Irish Times Opinion Piece by IIEA Chairman19 Jan 2012
Lemass's determination opened the door to Europe
FIFTY YEARS ago, on this very day, Seán Lemass, then aged 62 and in his third year as taoiseach, personally submitted Ireland’s case for membership of the European Economic Community to the Council of Ministers in Brussels. His appearance signified that Ireland, after 40 years of independence, was willing to share its sovereignty with other European states and take part in the first enlargement of the EEC, writes BRENDAN HALLIGAN
Lemass had a problem, however. Whereas similar applications from Britain, Denmark and Norway had been welcomed by the member states, Ireland’s had not. The misgivings about its political commitment and economic capacity were so strong that the application submitted six months earlier had not been formally accepted and no date had been set for opening negotiations.
The response from the Council of Ministers to Ireland’s letter of application, submitted the previous June, had arrived only in late October and was no more than a suggestion to hold an exchange of views about the “special problems raised by the application of the Irish government”.
The reference to special problems was ominous. In effect, if Ireland wanted to become a member of the European Economic Community it would have to fight its way in; whereas Ireland might need Europe, Europe did not need Ireland.
The misgivings were understandable. Up to that point, Ireland had not participated in the process of economic integration. In contrast, the other three applicants were members of the European Free Trade Association. Furthermore, Ireland’s economy was predominantly agricultural and seen as no more than an underdeveloped region of Britain. To compound matters, it had previously argued that in the event of a free trade area covering western Europe it would require lengthy derogations to protect its infant industries. In addition, the member states had problems with a neutral state like Ireland joining their community. They and the other applicants were s members of Nato and committed to mutual assistance in the event of external aggression. Ireland had declined membership, making itself the political odd man out.

* [Stored records]:
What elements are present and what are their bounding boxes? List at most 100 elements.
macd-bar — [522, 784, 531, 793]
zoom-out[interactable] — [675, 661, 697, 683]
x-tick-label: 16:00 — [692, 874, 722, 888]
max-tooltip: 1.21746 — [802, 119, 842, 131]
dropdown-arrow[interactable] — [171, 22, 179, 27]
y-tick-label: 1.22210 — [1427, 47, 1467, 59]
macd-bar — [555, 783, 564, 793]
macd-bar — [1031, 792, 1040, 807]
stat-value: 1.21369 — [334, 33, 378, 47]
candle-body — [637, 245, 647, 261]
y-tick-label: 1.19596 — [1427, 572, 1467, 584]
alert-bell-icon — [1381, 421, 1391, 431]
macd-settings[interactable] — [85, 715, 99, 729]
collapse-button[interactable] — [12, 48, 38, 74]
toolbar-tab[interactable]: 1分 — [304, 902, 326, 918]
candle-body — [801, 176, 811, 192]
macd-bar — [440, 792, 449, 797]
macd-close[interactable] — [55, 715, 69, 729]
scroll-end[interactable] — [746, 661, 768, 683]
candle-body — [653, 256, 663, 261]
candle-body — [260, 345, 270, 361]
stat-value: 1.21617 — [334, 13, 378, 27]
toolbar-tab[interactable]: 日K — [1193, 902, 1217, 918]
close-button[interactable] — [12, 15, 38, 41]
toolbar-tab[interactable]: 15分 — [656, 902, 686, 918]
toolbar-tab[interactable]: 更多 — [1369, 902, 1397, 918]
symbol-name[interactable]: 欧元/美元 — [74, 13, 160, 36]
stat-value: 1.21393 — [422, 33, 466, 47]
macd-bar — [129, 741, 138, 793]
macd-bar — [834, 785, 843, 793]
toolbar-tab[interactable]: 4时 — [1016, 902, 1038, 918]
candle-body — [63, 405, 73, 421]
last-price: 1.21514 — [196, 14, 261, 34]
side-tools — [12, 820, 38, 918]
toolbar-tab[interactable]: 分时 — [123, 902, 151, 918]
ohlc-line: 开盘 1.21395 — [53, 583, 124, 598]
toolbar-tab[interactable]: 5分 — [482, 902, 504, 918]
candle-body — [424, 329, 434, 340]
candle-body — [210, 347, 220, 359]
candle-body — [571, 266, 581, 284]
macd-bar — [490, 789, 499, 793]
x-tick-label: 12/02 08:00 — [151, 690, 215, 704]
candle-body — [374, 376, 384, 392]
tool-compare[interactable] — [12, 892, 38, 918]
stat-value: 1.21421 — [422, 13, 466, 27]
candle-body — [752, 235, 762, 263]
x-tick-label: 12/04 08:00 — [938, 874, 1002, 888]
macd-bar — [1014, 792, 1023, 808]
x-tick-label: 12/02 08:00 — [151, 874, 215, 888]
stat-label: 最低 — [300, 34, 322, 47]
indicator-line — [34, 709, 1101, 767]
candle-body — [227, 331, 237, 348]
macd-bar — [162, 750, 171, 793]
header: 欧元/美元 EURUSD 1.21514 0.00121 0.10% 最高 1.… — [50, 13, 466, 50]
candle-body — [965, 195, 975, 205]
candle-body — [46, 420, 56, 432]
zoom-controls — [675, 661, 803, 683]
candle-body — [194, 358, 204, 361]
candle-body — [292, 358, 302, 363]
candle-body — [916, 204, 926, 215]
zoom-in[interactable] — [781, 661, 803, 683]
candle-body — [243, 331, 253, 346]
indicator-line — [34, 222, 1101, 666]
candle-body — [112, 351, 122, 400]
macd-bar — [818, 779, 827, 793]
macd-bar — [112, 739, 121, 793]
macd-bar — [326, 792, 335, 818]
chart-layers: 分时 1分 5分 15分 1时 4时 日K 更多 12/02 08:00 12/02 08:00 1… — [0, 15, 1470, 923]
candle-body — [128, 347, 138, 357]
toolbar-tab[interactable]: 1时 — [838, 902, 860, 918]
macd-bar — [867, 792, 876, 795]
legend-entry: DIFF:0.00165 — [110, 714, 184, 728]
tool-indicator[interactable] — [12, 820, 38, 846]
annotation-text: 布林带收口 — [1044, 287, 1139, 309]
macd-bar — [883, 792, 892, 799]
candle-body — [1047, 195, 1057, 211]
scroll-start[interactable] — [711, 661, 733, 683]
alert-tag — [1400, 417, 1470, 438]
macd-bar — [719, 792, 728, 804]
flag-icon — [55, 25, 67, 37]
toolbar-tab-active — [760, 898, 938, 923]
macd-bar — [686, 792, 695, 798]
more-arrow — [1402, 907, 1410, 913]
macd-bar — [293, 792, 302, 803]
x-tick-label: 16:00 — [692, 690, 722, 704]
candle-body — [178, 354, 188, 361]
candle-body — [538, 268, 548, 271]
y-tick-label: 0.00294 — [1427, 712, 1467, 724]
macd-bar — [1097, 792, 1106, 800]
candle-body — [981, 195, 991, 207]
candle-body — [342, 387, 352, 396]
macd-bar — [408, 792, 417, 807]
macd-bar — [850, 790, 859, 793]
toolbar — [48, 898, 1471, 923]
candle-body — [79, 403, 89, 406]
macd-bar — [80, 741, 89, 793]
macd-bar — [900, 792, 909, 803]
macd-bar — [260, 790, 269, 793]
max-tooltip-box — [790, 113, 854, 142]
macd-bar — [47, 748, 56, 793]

* [Task description]: In the opinion piece on Lemass, copy the passage from "The reference to" to "not need Ireland.", switching "ominous" to "worrying". The records have no connection to the opinion piece on Lemass.

* [Solution]:
The reference to special problems was worrying. In effect, if Ireland wanted to become a member of the European Economic Community it would have to fight its way in; whereas Ireland might need Europe, Europe did not need Ireland.